▸ Aufgabenstellung
Kopieren Sie aus dem unten stehenden Text über den Bildungsträger IB die Passage wortgetreu, beginnend bei „Drohung mit der“ und endend bei „Vergabepolitik wird kritisiert.“.

▸ Bereitgestellter Text
^^^^^^^^^^^^^^^^
Drohung mit der Pleite

Mit drastischen Methoden versucht der Hartz-gebeutelte Bildungsträger IB im Wettbewerb zu bestehen

„Ein skandalöser Erpressungsversuch“: Uwe Meyerbringh, Verhandlungsführer beim Verdi-Landesbezirk in Düsseldorf, und Heiner Frey, Betriebsratsvorsitzender des Internationalen Bundes NRW (IB) mit Sitz in Köln, sind sich in diesem Fall einig. Vor einer Woche hatte die IB-Geschäftsführung die Mitarbeiter aufgefordert, auf 30 Prozent ihres Gehalts zu verzichten. Wenn dem bis zum heutigen Tag nicht 90 Prozent der Belegschaft zustimmen, so die Drohung, wird der Laden Ende des Jahres dicht gemacht. Die Antwort der Belegschaft: Warnstreik heute Vormittag vor der Kölner Arbeitsagentur. Denn auch deren Vergabepolitik wird kritisiert.
^^^^^^^^^^^^^^^^
▸ Gespeicherte Daten
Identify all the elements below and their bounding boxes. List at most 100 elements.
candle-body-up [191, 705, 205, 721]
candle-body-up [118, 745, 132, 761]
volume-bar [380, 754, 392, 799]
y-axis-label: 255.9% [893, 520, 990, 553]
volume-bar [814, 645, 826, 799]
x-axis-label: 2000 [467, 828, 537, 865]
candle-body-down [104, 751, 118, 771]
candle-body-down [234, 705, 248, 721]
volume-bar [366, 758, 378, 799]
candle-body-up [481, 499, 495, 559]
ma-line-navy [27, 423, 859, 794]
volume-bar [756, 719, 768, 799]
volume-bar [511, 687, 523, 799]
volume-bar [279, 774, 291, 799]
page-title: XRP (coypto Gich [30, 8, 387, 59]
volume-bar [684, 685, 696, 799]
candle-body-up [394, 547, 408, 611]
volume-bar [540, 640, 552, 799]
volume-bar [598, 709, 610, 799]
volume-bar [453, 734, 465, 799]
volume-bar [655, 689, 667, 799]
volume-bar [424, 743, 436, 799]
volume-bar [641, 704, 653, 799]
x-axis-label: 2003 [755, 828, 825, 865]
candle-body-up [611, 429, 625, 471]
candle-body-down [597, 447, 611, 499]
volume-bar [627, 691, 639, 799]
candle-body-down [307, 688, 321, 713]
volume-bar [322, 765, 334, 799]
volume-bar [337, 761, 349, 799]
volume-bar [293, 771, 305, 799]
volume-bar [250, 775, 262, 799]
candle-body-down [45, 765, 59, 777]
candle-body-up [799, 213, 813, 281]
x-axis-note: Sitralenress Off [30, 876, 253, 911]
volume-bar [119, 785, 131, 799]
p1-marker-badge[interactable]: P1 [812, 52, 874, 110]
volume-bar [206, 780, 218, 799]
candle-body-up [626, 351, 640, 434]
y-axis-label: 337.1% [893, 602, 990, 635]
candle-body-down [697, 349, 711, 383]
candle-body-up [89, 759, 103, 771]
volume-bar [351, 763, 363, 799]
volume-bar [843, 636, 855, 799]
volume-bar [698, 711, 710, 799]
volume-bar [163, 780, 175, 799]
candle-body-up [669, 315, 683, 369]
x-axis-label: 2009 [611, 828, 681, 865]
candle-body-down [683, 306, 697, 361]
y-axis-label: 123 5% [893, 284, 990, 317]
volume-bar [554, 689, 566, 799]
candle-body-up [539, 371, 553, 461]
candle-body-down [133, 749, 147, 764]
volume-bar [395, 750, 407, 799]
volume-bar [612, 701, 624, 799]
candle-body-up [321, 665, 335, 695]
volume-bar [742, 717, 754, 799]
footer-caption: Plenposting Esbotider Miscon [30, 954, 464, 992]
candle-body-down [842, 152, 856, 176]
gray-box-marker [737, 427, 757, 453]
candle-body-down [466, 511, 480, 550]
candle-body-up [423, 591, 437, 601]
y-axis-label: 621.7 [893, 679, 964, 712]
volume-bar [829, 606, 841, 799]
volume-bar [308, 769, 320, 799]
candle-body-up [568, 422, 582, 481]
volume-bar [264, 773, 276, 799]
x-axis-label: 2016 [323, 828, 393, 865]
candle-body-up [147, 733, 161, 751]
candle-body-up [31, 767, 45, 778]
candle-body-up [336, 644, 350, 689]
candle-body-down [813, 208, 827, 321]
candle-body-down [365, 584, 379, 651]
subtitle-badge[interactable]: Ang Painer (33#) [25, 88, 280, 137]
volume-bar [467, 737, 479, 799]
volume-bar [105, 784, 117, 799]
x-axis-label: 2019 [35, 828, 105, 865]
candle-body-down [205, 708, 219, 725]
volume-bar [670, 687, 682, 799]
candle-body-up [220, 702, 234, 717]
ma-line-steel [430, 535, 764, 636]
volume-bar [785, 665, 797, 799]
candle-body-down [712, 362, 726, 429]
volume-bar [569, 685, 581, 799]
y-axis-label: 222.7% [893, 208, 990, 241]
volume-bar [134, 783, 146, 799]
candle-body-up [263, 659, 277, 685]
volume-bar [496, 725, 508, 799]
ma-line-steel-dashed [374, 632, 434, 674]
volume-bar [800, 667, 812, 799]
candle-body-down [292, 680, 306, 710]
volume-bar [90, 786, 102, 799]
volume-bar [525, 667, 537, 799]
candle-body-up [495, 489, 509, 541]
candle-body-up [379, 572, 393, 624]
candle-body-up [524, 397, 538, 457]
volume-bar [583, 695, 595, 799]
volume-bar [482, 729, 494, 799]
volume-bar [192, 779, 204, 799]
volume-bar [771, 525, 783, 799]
^^^^^^^^^^^^^^^^
▸ Lösung
Drohung mit der Pleite

Mit drastischen Methoden versucht der Hartz-gebeutelte Bildungsträger IB im Wettbewerb zu bestehen

„Ein skandalöser Erpressungsversuch“: Uwe Meyerbringh, Verhandlungsführer beim Verdi-Landesbezirk in Düsseldorf, und Heiner Frey, Betriebsratsvorsitzender des Internationalen Bundes NRW (IB) mit Sitz in Köln, sind sich in diesem Fall einig. Vor einer Woche hatte die IB-Geschäftsführung die Mitarbeiter aufgefordert, auf 30 Prozent ihres Gehalts zu verzichten. Wenn dem bis zum heutigen Tag nicht 90 Prozent der Belegschaft zustimmen, so die Drohung, wird der Laden Ende des Jahres dicht gemacht. Die Antwort der Belegschaft: Warnstreik heute Vormittag vor der Kölner Arbeitsagentur. Denn auch deren Vergabepolitik wird kritisiert.